### Exercise requirements
Without the pictures, copy the entries below word for word.

### Data listing
————
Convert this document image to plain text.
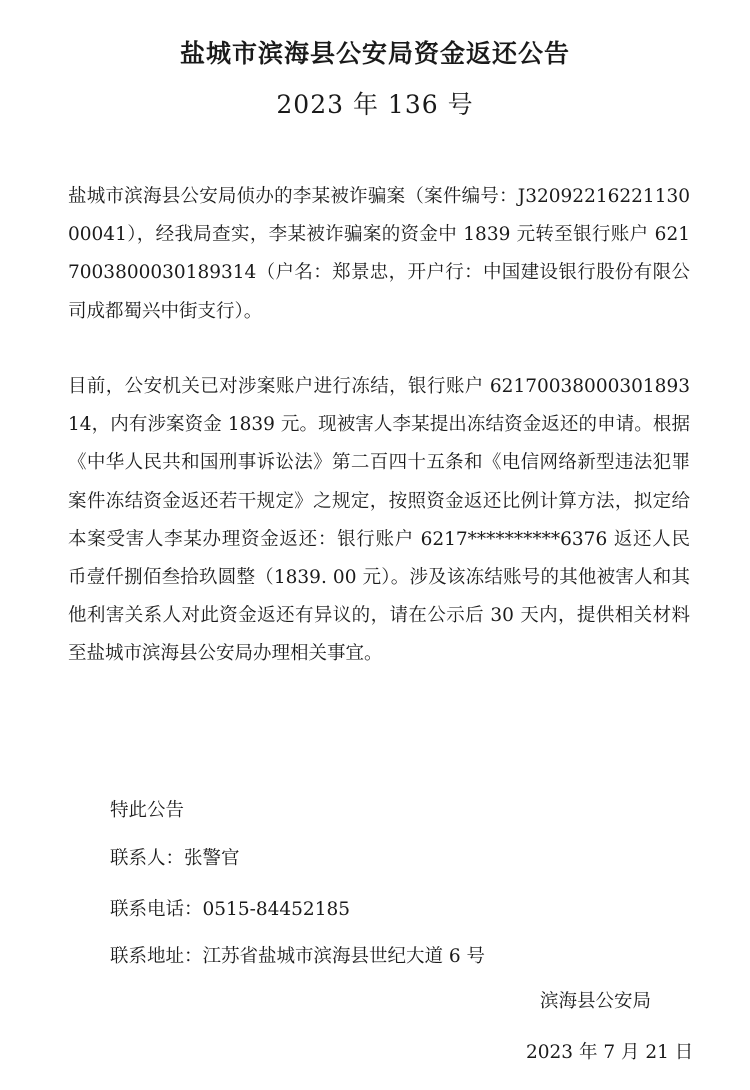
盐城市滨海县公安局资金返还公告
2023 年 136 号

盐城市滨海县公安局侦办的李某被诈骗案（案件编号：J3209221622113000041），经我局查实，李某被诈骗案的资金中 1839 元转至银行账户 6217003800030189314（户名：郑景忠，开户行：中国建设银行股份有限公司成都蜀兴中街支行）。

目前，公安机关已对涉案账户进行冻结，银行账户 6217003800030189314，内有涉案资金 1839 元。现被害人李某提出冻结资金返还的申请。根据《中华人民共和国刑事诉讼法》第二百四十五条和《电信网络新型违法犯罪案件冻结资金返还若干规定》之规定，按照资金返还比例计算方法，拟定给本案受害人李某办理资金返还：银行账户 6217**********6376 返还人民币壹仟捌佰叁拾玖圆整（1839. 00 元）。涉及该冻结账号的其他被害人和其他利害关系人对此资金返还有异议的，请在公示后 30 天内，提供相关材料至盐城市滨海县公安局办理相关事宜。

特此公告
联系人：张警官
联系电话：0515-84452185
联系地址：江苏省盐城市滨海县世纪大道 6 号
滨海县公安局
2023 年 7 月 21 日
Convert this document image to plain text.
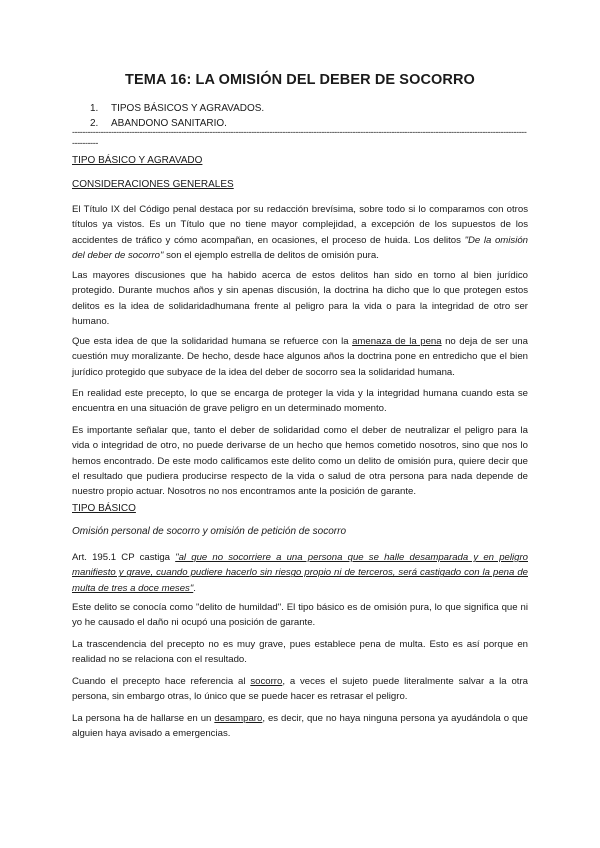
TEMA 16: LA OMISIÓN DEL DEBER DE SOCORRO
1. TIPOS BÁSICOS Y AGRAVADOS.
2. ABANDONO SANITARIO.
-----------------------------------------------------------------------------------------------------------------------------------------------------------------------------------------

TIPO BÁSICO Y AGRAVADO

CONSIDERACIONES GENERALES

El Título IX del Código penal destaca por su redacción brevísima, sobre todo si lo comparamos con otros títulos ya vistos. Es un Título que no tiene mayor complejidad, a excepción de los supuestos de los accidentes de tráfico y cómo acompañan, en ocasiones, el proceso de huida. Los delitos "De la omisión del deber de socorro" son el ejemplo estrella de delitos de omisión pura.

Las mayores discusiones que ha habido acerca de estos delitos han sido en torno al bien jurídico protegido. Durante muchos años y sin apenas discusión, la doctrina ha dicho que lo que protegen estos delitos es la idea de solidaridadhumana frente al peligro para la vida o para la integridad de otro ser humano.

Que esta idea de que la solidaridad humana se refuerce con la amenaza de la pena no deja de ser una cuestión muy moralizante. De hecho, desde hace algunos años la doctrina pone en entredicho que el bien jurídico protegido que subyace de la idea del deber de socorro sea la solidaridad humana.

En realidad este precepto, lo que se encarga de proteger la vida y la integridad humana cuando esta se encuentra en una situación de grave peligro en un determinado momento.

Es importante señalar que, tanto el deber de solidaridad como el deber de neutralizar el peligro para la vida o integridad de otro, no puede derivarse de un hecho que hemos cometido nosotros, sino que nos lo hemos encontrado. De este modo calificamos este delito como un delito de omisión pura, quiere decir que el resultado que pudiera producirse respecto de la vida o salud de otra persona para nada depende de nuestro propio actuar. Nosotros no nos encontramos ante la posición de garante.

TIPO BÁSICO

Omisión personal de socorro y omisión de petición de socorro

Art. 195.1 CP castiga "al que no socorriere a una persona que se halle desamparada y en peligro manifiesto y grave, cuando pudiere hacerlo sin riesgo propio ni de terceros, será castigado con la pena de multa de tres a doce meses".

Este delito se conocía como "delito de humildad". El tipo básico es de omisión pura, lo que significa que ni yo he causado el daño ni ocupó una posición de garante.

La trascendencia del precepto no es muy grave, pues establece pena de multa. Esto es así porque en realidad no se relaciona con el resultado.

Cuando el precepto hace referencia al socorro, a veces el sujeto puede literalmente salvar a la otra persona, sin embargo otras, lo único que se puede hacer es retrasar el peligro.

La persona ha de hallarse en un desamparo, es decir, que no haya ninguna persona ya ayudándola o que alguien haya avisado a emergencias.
————
### Exercise answer
Convert this document image to plain text.
盐城市滨海县公安局资金返还公告
2023 年 136 号

盐城市滨海县公安局侦办的李某被诈骗案（案件编号：J3209221622113000041），经我局查实，李某被诈骗案的资金中 1839 元转至银行账户 6217003800030189314（户名：郑景忠，开户行：中国建设银行股份有限公司成都蜀兴中街支行）。

目前，公安机关已对涉案账户进行冻结，银行账户 6217003800030189314，内有涉案资金 1839 元。现被害人李某提出冻结资金返还的申请。根据《中华人民共和国刑事诉讼法》第二百四十五条和《电信网络新型违法犯罪案件冻结资金返还若干规定》之规定，按照资金返还比例计算方法，拟定给本案受害人李某办理资金返还：银行账户 6217**********6376 返还人民币壹仟捌佰叁拾玖圆整（1839. 00 元）。涉及该冻结账号的其他被害人和其他利害关系人对此资金返还有异议的，请在公示后 30 天内，提供相关材料至盐城市滨海县公安局办理相关事宜。

特此公告
联系人：张警官
联系电话：0515-84452185
联系地址：江苏省盐城市滨海县世纪大道 6 号
滨海县公安局
2023 年 7 月 21 日
Convert this document image to plain text.
TEMA 16: LA OMISIÓN DEL DEBER DE SOCORRO
1. TIPOS BÁSICOS Y AGRAVADOS.
2. ABANDONO SANITARIO.
-----------------------------------------------------------------------------------------------------------------------------------------------------------------------------------------

TIPO BÁSICO Y AGRAVADO

CONSIDERACIONES GENERALES

El Título IX del Código penal destaca por su redacción brevísima, sobre todo si lo comparamos con otros títulos ya vistos. Es un Título que no tiene mayor complejidad, a excepción de los supuestos de los accidentes de tráfico y cómo acompañan, en ocasiones, el proceso de huida. Los delitos "De la omisión del deber de socorro" son el ejemplo estrella de delitos de omisión pura.

Las mayores discusiones que ha habido acerca de estos delitos han sido en torno al bien jurídico protegido. Durante muchos años y sin apenas discusión, la doctrina ha dicho que lo que protegen estos delitos es la idea de solidaridadhumana frente al peligro para la vida o para la integridad de otro ser humano.

Que esta idea de que la solidaridad humana se refuerce con la amenaza de la pena no deja de ser una cuestión muy moralizante. De hecho, desde hace algunos años la doctrina pone en entredicho que el bien jurídico protegido que subyace de la idea del deber de socorro sea la solidaridad humana.

En realidad este precepto, lo que se encarga de proteger la vida y la integridad humana cuando esta se encuentra en una situación de grave peligro en un determinado momento.

Es importante señalar que, tanto el deber de solidaridad como el deber de neutralizar el peligro para la vida o integridad de otro, no puede derivarse de un hecho que hemos cometido nosotros, sino que nos lo hemos encontrado. De este modo calificamos este delito como un delito de omisión pura, quiere decir que el resultado que pudiera producirse respecto de la vida o salud de otra persona para nada depende de nuestro propio actuar. Nosotros no nos encontramos ante la posición de garante.

TIPO BÁSICO

Omisión personal de socorro y omisión de petición de socorro

Art. 195.1 CP castiga "al que no socorriere a una persona que se halle desamparada y en peligro manifiesto y grave, cuando pudiere hacerlo sin riesgo propio ni de terceros, será castigado con la pena de multa de tres a doce meses".

Este delito se conocía como "delito de humildad". El tipo básico es de omisión pura, lo que significa que ni yo he causado el daño ni ocupó una posición de garante.

La trascendencia del precepto no es muy grave, pues establece pena de multa. Esto es así porque en realidad no se relaciona con el resultado.

Cuando el precepto hace referencia al socorro, a veces el sujeto puede literalmente salvar a la otra persona, sin embargo otras, lo único que se puede hacer es retrasar el peligro.

La persona ha de hallarse en un desamparo, es decir, que no haya ninguna persona ya ayudándola o que alguien haya avisado a emergencias.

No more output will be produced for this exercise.